Aim of the task: Repeat the material exactly, leaving nothing out.

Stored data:
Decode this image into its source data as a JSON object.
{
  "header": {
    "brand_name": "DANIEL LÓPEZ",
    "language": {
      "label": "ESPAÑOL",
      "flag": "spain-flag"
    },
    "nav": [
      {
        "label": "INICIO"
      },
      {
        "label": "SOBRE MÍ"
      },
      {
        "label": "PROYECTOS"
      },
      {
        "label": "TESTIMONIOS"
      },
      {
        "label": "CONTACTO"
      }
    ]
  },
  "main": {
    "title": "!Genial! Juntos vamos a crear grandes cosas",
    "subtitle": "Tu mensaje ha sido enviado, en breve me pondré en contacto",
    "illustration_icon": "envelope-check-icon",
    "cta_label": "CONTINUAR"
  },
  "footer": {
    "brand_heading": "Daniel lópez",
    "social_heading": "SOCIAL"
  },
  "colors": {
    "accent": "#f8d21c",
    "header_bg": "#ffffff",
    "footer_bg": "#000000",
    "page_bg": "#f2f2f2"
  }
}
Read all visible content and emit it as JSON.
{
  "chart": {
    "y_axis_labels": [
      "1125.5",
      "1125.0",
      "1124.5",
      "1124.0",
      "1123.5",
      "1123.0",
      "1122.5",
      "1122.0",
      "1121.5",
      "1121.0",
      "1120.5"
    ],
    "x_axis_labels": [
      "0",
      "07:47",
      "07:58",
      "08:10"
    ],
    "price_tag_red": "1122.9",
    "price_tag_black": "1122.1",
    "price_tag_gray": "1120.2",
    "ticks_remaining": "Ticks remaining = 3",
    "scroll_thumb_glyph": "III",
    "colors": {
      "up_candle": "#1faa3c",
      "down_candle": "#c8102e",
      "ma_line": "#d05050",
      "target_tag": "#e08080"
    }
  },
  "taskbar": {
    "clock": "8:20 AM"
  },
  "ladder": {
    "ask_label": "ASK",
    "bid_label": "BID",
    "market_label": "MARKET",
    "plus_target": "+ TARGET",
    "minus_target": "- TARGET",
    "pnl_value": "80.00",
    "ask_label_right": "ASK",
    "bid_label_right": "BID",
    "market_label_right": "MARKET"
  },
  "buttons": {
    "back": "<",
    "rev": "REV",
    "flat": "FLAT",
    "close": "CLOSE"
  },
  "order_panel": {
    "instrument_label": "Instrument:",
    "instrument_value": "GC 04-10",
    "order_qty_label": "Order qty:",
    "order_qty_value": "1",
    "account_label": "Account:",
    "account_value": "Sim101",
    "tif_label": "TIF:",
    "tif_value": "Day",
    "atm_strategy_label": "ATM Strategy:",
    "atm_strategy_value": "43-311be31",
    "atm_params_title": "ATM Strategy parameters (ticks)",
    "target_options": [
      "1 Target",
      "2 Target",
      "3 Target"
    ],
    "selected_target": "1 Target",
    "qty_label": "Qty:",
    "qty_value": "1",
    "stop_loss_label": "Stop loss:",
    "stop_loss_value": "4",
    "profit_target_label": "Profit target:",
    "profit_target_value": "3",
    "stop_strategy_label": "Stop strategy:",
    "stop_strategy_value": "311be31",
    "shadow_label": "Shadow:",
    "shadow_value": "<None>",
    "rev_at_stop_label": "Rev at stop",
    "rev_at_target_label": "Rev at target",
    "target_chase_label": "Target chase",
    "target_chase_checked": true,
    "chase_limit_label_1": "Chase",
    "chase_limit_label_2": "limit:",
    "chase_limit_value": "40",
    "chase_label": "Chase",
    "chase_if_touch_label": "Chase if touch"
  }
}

Answer to the task:
Decode this image into its source data as a JSON object.
{
  "header": {
    "brand_name": "DANIEL LÓPEZ",
    "language": {
      "label": "ESPAÑOL",
      "flag": "spain-flag"
    },
    "nav": [
      {
        "label": "INICIO"
      },
      {
        "label": "SOBRE MÍ"
      },
      {
        "label": "PROYECTOS"
      },
      {
        "label": "TESTIMONIOS"
      },
      {
        "label": "CONTACTO"
      }
    ]
  },
  "main": {
    "title": "!Genial! Juntos vamos a crear grandes cosas",
    "subtitle": "Tu mensaje ha sido enviado, en breve me pondré en contacto",
    "illustration_icon": "envelope-check-icon",
    "cta_label": "CONTINUAR"
  },
  "footer": {
    "brand_heading": "Daniel lópez",
    "social_heading": "SOCIAL"
  },
  "colors": {
    "accent": "#f8d21c",
    "header_bg": "#ffffff",
    "footer_bg": "#000000",
    "page_bg": "#f2f2f2"
  }
}
Read all visible content and emit it as JSON.
{
  "chart": {
    "y_axis_labels": [
      "1125.5",
      "1125.0",
      "1124.5",
      "1124.0",
      "1123.5",
      "1123.0",
      "1122.5",
      "1122.0",
      "1121.5",
      "1121.0",
      "1120.5"
    ],
    "x_axis_labels": [
      "0",
      "07:47",
      "07:58",
      "08:10"
    ],
    "price_tag_red": "1122.9",
    "price_tag_black": "1122.1",
    "price_tag_gray": "1120.2",
    "ticks_remaining": "Ticks remaining = 3",
    "scroll_thumb_glyph": "III",
    "colors": {
      "up_candle": "#1faa3c",
      "down_candle": "#c8102e",
      "ma_line": "#d05050",
      "target_tag": "#e08080"
    }
  },
  "taskbar": {
    "clock": "8:20 AM"
  },
  "ladder": {
    "ask_label": "ASK",
    "bid_label": "BID",
    "market_label": "MARKET",
    "plus_target": "+ TARGET",
    "minus_target": "- TARGET",
    "pnl_value": "80.00",
    "ask_label_right": "ASK",
    "bid_label_right": "BID",
    "market_label_right": "MARKET"
  },
  "buttons": {
    "back": "<",
    "rev": "REV",
    "flat": "FLAT",
    "close": "CLOSE"
  },
  "order_panel": {
    "instrument_label": "Instrument:",
    "instrument_value": "GC 04-10",
    "order_qty_label": "Order qty:",
    "order_qty_value": "1",
    "account_label": "Account:",
    "account_value": "Sim101",
    "tif_label": "TIF:",
    "tif_value": "Day",
    "atm_strategy_label": "ATM Strategy:",
    "atm_strategy_value": "43-311be31",
    "atm_params_title": "ATM Strategy parameters (ticks)",
    "target_options": [
      "1 Target",
      "2 Target",
      "3 Target"
    ],
    "selected_target": "1 Target",
    "qty_label": "Qty:",
    "qty_value": "1",
    "stop_loss_label": "Stop loss:",
    "stop_loss_value": "4",
    "profit_target_label": "Profit target:",
    "profit_target_value": "3",
    "stop_strategy_label": "Stop strategy:",
    "stop_strategy_value": "311be31",
    "shadow_label": "Shadow:",
    "shadow_value": "<None>",
    "rev_at_stop_label": "Rev at stop",
    "rev_at_target_label": "Rev at target",
    "target_chase_label": "Target chase",
    "target_chase_checked": true,
    "chase_limit_label_1": "Chase",
    "chase_limit_label_2": "limit:",
    "chase_limit_value": "40",
    "chase_label": "Chase",
    "chase_if_touch_label": "Chase if touch"
  }
}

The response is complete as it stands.